WHAT IS EXPECTED: Extract each line from the entries below that has the string "color" in it.

PROVIDED RECORDS:
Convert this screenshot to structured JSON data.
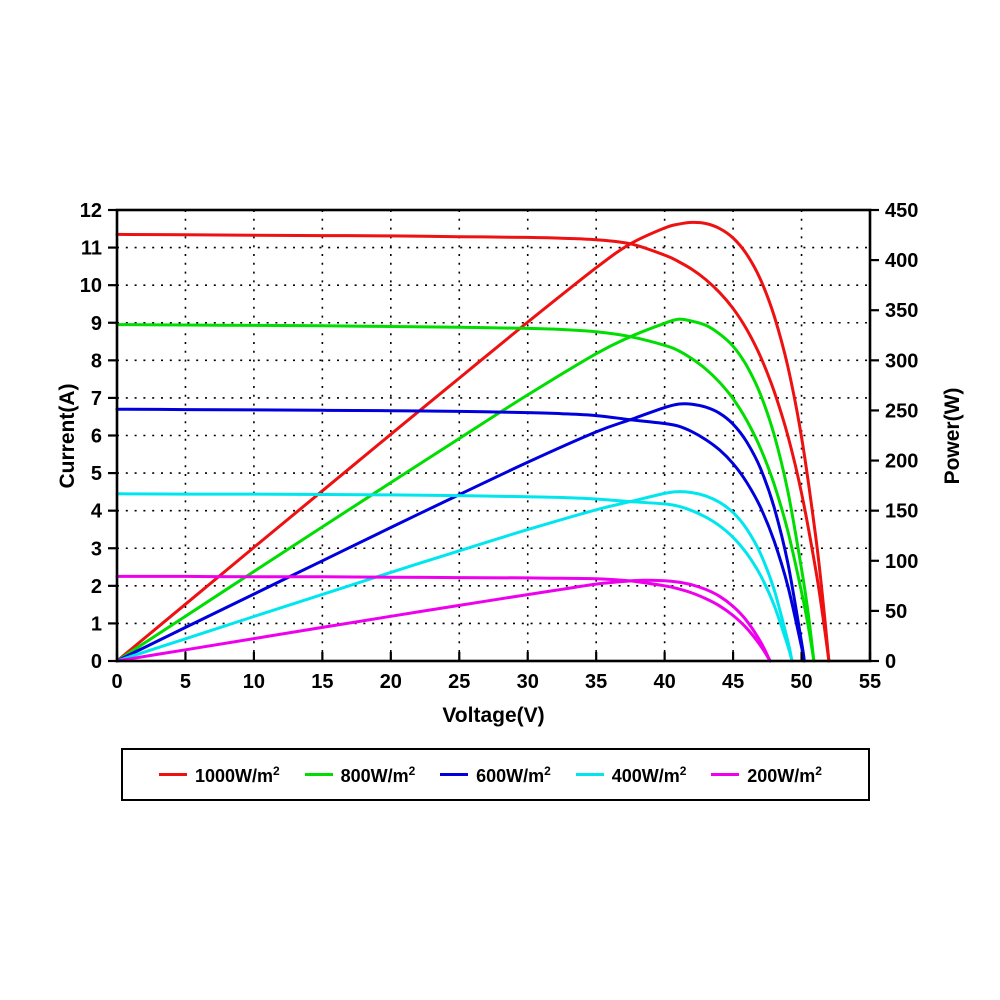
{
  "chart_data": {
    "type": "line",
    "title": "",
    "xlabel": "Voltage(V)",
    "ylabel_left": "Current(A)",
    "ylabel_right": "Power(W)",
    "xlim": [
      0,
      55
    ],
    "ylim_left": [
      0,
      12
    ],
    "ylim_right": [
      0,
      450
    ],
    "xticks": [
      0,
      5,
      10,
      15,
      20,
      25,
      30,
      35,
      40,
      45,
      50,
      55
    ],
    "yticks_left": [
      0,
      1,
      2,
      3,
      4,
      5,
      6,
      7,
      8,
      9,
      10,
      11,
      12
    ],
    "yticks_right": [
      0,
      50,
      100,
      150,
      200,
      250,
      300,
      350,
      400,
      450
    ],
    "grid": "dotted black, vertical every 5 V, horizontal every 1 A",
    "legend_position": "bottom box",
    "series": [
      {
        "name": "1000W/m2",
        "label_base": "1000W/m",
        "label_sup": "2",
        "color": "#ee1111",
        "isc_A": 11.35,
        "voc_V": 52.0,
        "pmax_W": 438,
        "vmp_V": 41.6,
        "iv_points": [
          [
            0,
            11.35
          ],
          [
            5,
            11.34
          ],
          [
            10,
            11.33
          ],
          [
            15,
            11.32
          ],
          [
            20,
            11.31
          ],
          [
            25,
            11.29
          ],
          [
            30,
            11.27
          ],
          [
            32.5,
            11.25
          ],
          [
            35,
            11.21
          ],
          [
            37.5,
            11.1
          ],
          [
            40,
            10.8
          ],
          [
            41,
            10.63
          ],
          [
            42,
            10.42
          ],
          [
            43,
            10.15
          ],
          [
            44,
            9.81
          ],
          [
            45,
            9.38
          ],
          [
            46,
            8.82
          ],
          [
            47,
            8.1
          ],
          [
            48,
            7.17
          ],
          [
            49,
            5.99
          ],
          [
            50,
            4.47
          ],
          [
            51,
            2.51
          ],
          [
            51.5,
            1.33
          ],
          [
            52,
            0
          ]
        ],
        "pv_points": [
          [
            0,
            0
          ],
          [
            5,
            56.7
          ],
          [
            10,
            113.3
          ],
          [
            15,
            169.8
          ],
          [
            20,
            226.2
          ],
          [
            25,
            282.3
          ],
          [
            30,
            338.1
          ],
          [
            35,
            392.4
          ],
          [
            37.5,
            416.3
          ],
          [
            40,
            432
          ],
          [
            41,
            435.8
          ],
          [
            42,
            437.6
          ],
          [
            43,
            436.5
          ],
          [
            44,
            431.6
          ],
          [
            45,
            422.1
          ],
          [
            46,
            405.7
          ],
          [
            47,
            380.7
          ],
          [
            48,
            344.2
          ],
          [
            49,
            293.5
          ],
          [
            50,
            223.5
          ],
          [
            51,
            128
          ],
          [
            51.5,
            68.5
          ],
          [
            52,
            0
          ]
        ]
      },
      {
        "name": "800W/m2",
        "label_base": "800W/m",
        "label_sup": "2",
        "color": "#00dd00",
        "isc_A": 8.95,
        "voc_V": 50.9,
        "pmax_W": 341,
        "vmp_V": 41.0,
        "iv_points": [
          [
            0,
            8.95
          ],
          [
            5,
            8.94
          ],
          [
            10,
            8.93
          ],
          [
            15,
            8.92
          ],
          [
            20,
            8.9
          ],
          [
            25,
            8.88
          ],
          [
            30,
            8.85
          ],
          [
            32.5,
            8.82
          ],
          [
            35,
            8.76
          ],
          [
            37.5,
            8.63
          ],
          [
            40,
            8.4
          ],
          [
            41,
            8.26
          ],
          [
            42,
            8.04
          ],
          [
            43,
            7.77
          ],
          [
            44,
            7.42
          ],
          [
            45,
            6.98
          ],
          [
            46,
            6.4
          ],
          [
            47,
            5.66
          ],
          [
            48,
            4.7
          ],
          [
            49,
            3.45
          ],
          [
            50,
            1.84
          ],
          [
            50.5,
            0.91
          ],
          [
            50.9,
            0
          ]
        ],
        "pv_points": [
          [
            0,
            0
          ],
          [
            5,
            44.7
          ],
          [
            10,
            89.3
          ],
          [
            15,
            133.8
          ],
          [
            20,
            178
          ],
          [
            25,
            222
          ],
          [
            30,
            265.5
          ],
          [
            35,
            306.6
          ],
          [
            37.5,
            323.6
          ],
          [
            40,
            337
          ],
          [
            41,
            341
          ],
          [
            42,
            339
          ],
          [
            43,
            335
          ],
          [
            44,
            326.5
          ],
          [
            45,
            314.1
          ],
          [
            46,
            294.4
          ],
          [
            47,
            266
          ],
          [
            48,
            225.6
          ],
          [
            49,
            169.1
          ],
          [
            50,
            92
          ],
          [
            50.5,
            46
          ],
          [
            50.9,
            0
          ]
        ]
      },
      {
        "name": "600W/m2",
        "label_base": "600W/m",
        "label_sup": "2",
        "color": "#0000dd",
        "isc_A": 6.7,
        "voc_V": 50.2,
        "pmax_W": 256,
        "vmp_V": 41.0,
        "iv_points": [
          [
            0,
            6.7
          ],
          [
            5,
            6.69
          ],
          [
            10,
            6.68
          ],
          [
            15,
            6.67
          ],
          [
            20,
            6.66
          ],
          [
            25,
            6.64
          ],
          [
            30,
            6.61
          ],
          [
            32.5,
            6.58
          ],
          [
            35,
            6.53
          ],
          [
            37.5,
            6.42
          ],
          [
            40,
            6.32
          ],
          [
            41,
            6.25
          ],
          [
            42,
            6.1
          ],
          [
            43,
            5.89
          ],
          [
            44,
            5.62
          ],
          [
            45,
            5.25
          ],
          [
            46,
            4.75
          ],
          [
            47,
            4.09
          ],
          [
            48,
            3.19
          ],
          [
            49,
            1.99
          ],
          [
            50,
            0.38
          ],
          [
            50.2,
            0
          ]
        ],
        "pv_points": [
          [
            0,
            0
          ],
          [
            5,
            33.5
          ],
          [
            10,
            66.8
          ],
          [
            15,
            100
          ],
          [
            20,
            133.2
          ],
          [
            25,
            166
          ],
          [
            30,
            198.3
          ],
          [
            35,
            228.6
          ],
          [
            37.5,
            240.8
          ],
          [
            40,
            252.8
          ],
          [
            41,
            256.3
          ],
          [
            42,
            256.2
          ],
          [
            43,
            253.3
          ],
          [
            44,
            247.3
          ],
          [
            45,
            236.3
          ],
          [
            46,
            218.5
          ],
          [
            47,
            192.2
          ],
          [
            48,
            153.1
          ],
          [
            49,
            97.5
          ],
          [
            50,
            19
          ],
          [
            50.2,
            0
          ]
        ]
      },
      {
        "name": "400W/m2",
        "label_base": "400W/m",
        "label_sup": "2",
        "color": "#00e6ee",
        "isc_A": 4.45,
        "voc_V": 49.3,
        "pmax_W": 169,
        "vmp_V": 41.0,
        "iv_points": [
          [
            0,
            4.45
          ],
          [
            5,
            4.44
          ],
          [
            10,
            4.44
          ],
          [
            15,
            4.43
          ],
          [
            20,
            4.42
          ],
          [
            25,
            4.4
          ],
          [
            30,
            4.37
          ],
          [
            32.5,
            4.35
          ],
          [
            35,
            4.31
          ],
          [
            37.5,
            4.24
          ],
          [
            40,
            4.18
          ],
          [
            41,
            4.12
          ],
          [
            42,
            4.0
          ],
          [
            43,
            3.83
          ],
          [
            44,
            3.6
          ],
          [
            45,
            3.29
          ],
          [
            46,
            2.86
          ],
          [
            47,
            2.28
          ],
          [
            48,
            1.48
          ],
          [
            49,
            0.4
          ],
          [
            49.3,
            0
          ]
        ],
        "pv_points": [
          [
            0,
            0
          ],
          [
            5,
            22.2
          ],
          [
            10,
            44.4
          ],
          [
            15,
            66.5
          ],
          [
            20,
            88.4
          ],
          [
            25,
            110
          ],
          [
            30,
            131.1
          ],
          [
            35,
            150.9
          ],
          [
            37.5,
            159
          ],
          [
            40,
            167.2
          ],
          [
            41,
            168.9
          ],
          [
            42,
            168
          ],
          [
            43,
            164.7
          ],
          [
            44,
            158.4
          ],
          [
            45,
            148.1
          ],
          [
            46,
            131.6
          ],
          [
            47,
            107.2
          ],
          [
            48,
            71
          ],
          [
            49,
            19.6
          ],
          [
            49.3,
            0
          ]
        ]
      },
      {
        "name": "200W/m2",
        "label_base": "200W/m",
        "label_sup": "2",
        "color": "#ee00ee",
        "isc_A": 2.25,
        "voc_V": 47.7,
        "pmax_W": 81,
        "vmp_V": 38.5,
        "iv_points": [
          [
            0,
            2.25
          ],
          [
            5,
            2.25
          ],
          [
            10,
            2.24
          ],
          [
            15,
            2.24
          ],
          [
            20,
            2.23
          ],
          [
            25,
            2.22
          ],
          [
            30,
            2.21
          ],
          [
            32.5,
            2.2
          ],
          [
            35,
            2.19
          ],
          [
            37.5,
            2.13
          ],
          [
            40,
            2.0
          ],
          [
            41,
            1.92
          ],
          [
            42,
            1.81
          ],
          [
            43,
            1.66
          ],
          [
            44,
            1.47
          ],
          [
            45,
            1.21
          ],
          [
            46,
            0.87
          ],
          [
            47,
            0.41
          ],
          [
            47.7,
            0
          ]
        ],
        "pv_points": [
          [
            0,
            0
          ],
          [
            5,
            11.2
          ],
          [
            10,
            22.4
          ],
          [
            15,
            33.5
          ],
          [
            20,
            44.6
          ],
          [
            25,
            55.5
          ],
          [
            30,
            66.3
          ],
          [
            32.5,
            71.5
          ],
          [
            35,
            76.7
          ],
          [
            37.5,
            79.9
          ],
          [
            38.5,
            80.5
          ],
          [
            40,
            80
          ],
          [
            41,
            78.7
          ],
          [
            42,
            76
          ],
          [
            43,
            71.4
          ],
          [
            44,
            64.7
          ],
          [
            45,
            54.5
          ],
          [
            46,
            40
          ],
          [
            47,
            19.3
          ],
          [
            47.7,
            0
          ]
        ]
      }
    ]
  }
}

EXERCISE OUTPUT:
        "color": "#ee1111",
        "color": "#00dd00",
        "color": "#0000dd",
        "color": "#00e6ee",
        "color": "#ee00ee",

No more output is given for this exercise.